GIVEN EXERCISE
Type out the data exactly as given. Skip any image.

::: SOURCE RECORDS

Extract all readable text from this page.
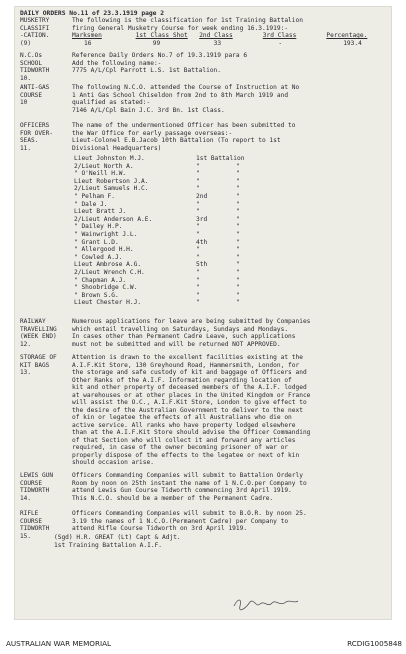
DAILY ORDERS No.11 of 23.3.1919 page 2
MUSKETRY
CLASSIFI
-CATION.
(9)
The following is the classification for 1st Training Battalion
firing General Musketry Course for week ending 16.3.1919:-
Marksmen	1st Class Shot	2nd Class	3rd Class	Percentage.
16	99	33	-	193.4
N.C.Os
SCHOOL
TIDWORTH
10.
Reference Daily Orders No.7 of 19.3.1919 para 6
Add the following name:-
7775 A/L/Cpl Parrott L.S. 1st Battalion.
ANTI-GAS
COURSE
10
The following N.C.O. attended the Course of Instruction at No
1 Anti Gas School Chiseldon from 2nd to 8th March 1919 and
qualified as stated:-
7146 A/L/Cpl Bain J.C. 3rd Bn. 1st Class.
OFFICERS
FOR OVER-
SEAS.
11.
The name of the undermentioned Officer has been submitted to
the War Office for early passage overseas:-
Lieut-Colonel E.B.Jacob 10th Battalion (To report to 1st
Divisional Headquarters)
Lieut Johnston M.J.	1st Battalion
2/Lieut North A.	"	"
" O'Neill H.W.	"	"
Lieut Robertson J.A.	"	"
2/Lieut Samuels H.C.	"	"
" Pelham F.	2nd	"
" Dale J.	"	"
Lieut Bratt J.	"	"
2/Lieut Anderson A.E.	3rd	"
" Dailey H.P.	"	"
" Wainwright J.L.	"	"
" Grant L.D.	4th	"
" Allergood H.H.	"	"
" Cowled A.J.	"	"
Lieut Ambrose A.G.	5th	"
2/Lieut Wrench C.H.	"	"
" Chapman A.J.	"	"
" Shoobridge C.W.	"	"
" Brown S.G.	"	"
Lieut Chester H.J.	"	"
RAILWAY
TRAVELLING
(WEEK END)
12.
Numerous applications for leave are being submitted by Companies
which entail travelling on Saturdays, Sundays and Mondays.
In cases other than Permanent Cadre Leave, such applications
must not be submitted and will be returned NOT APPROVED.
STORAGE OF
KIT BAGS
13.
Attention is drawn to the excellent facilities existing at the
A.I.F.Kit Store, 130 Greyhound Road, Hammersmith, London, for
the storage and safe custody of kit and baggage of Officers and
Other Ranks of the A.I.F. Information regarding location of
kit and other property of deceased members of the A.I.F. lodged
at warehouses or at other places in the United Kingdom or France
will assist the O.C., A.I.F.Kit Store, London to give effect to
the desire of the Australian Government to deliver to the next
of kin or legatee the effects of all Australians who die on
active service. All ranks who have property lodged elsewhere
than at the A.I.F.Kit Store should advise the Officer Commanding
of that Section who will collect it and forward any articles
required, in case of the owner becoming prisoner of war or
properly dispose of the effects to the legatee or next of kin
should occasion arise.
LEWIS GUN
COURSE
TIDWORTH
14.
Officers Commanding Companies will submit to Battalion Orderly
Room by noon on 25th instant the name of 1 N.C.O.per Company to
attend Lewis Gun Course Tidworth commencing 3rd April 1919.
This N.C.O. should be a member of the Permanent Cadre.
RIFLE
COURSE
TIDWORTH
15.
Officers Commanding Companies will submit to B.O.R. by noon 25.
3.19 the names of 1 N.C.O.(Permanent Cadre) per Company to
attend Rifle Course Tidworth on 3rd April 1919.
(Sgd) H.R. GREAT (Lt) Capt & Adjt.
1st Training Battalion A.I.F.
AUSTRALIAN WAR MEMORIAL	RCDIG1005848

::::::

RESULT FOR THIS EXERCISE
Extract all readable text from this page.
DAILY ORDERS No.11 of 23.3.1919 page 2
MUSKETRY
CLASSIFI
-CATION.
(9)
The following is the classification for 1st Training Battalion
firing General Musketry Course for week ending 16.3.1919:-
Marksmen	1st Class Shot	2nd Class	3rd Class	Percentage.
16	99	33	-	193.4
N.C.Os
SCHOOL
TIDWORTH
10.
Reference Daily Orders No.7 of 19.3.1919 para 6
Add the following name:-
7775 A/L/Cpl Parrott L.S. 1st Battalion.
ANTI-GAS
COURSE
10
The following N.C.O. attended the Course of Instruction at No
1 Anti Gas School Chiseldon from 2nd to 8th March 1919 and
qualified as stated:-
7146 A/L/Cpl Bain J.C. 3rd Bn. 1st Class.
OFFICERS
FOR OVER-
SEAS.
11.
The name of the undermentioned Officer has been submitted to
the War Office for early passage overseas:-
Lieut-Colonel E.B.Jacob 10th Battalion (To report to 1st
Divisional Headquarters)
Lieut Johnston M.J.	1st Battalion
2/Lieut North A.	"	"
" O'Neill H.W.	"	"
Lieut Robertson J.A.	"	"
2/Lieut Samuels H.C.	"	"
" Pelham F.	2nd	"
" Dale J.	"	"
Lieut Bratt J.	"	"
2/Lieut Anderson A.E.	3rd	"
" Dailey H.P.	"	"
" Wainwright J.L.	"	"
" Grant L.D.	4th	"
" Allergood H.H.	"	"
" Cowled A.J.	"	"
Lieut Ambrose A.G.	5th	"
2/Lieut Wrench C.H.	"	"
" Chapman A.J.	"	"
" Shoobridge C.W.	"	"
" Brown S.G.	"	"
Lieut Chester H.J.	"	"
RAILWAY
TRAVELLING
(WEEK END)
12.
Numerous applications for leave are being submitted by Companies
which entail travelling on Saturdays, Sundays and Mondays.
In cases other than Permanent Cadre Leave, such applications
must not be submitted and will be returned NOT APPROVED.
STORAGE OF
KIT BAGS
13.
Attention is drawn to the excellent facilities existing at the
A.I.F.Kit Store, 130 Greyhound Road, Hammersmith, London, for
the storage and safe custody of kit and baggage of Officers and
Other Ranks of the A.I.F. Information regarding location of
kit and other property of deceased members of the A.I.F. lodged
at warehouses or at other places in the United Kingdom or France
will assist the O.C., A.I.F.Kit Store, London to give effect to
the desire of the Australian Government to deliver to the next
of kin or legatee the effects of all Australians who die on
active service. All ranks who have property lodged elsewhere
than at the A.I.F.Kit Store should advise the Officer Commanding
of that Section who will collect it and forward any articles
required, in case of the owner becoming prisoner of war or
properly dispose of the effects to the legatee or next of kin
should occasion arise.
LEWIS GUN
COURSE
TIDWORTH
14.
Officers Commanding Companies will submit to Battalion Orderly
Room by noon on 25th instant the name of 1 N.C.O.per Company to
attend Lewis Gun Course Tidworth commencing 3rd April 1919.
This N.C.O. should be a member of the Permanent Cadre.
RIFLE
COURSE
TIDWORTH
15.
Officers Commanding Companies will submit to B.O.R. by noon 25.
3.19 the names of 1 N.C.O.(Permanent Cadre) per Company to
attend Rifle Course Tidworth on 3rd April 1919.
(Sgd) H.R. GREAT (Lt) Capt & Adjt.
1st Training Battalion A.I.F.
AUSTRALIAN WAR MEMORIAL	RCDIG1005848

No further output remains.